Written exercise A -> Set down, word for word, the part of the escaped-space pull request thread from "This has pretty" to "should be ch.len_utf8()".
Written exercise B -> Take the pull request thread about trimming escaped spaces further, picking up after its last sentence.

Extract provided ->
========
Stop trimming escaped spaces off the end regex by ratmice · Pull Request #635 · softdevteam/grmtools

ratmice · 2026-05-03T00:50:04Z

This is a first attempt to fix #634 basically it continues to interpret escaped spaces
as a separator between regex and token ident, however it stops trimming the escaped space.

This has pretty thorough testing of the trim function, but only minimal testing of the stream of tokens produce by lrlex in cttests. Understand if you want me to expand on that, but this seemed like a good start.

ratmice · 2026-05-03T04:05:53Z

+    // First loop over spaces
+    for ch in s.chars().rev().into_iter() {
+        if RE_SPACE_SEP.is_match(ch.encode_utf8(&mut cbuf)) {
+            last_char_width = ch.width().unwrap_or(0);


I think this is probably wrong, and we want the width of the character in bytes, and what this width function gives is the width of the character in columns.

So I think this should be ch.len_utf8()

Should be fixed in 26e8886

ltratt · 2026-05-03T07:00:19Z

+    let mut total_ws_bytes = 0;
+    let mut last_ws_char_len = 0;
+    // First loop over spaces
+    for ch in s.chars().rev().into_iter() {


Could this be something like in s.chars().rev().into_iter().take_while(|x| RE_SPACE_SEP.is_match(...)?

I don't think so for a couple of reasons, it seems like take_while takes ownership of the self iterator, and returns an iterator over the matching elements.
========
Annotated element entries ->
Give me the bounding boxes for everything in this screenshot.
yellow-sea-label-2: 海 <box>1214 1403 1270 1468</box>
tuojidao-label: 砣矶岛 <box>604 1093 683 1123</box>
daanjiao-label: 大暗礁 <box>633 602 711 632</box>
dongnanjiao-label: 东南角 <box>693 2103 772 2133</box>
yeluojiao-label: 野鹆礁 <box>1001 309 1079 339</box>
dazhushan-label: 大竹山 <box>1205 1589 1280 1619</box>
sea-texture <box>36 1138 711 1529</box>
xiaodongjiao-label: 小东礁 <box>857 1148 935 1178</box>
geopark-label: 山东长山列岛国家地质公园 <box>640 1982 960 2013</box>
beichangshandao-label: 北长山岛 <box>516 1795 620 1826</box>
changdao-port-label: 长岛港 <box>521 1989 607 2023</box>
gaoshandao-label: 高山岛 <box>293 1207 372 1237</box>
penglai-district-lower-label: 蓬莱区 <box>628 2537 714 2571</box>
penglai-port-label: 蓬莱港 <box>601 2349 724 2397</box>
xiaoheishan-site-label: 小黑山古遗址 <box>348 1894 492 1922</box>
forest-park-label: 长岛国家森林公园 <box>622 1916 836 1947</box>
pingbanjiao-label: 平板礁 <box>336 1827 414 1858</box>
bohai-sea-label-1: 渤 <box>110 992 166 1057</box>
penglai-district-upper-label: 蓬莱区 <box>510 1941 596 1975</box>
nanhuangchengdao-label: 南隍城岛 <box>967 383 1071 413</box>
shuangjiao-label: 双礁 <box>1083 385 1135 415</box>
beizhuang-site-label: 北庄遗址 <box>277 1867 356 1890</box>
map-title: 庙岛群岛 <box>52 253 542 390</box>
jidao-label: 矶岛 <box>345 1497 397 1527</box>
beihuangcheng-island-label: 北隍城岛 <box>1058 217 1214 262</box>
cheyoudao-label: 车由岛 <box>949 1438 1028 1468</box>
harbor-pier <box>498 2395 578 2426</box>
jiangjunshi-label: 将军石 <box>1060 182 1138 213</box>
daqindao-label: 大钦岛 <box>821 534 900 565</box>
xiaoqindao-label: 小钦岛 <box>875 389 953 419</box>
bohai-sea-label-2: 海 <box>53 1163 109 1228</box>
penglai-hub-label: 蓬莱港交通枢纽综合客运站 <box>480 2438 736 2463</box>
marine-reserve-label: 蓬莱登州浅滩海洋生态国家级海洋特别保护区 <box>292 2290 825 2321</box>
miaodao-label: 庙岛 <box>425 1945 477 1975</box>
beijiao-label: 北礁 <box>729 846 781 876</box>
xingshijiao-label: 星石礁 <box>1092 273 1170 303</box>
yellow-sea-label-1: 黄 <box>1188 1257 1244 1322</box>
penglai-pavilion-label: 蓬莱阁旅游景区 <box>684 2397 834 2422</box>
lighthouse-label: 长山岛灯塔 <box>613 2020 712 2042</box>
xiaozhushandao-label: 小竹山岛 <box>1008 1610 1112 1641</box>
========
Reply A ->
This has pretty thorough testing of the trim function, but only minimal testing of the stream of tokens produce by lrlex in cttests. Understand if you want me to expand on that, but this seemed like a good start.

ratmice · 2026-05-03T04:05:53Z

+    // First loop over spaces
+    for ch in s.chars().rev().into_iter() {
+        if RE_SPACE_SEP.is_match(ch.encode_utf8(&mut cbuf)) {
+            last_char_width = ch.width().unwrap_or(0);


I think this is probably wrong, and we want the width of the character in bytes, and what this width function gives is the width of the character in columns.

So I think this should be ch.len_utf8()

Reply B ->
What we'd really want is skip_while, so the iterator resumes from where the skipping returned false. Unfortunately skip_while doesn't lend itself to having a fold like accumulator, this kind of needs something that does both.

Beyond that I looked at a couple of things,

try_reduce could work but is nightly only.

scan seemed like it could work, but I couldn't find a way that improved clarity.

So part of the problem is that we want to accumulate into a value,
and then continue iteration from that point exactly where accumulation stopped.

Here is a try_fold version after which we do still need to make a second iterator on a sub-slice of the string.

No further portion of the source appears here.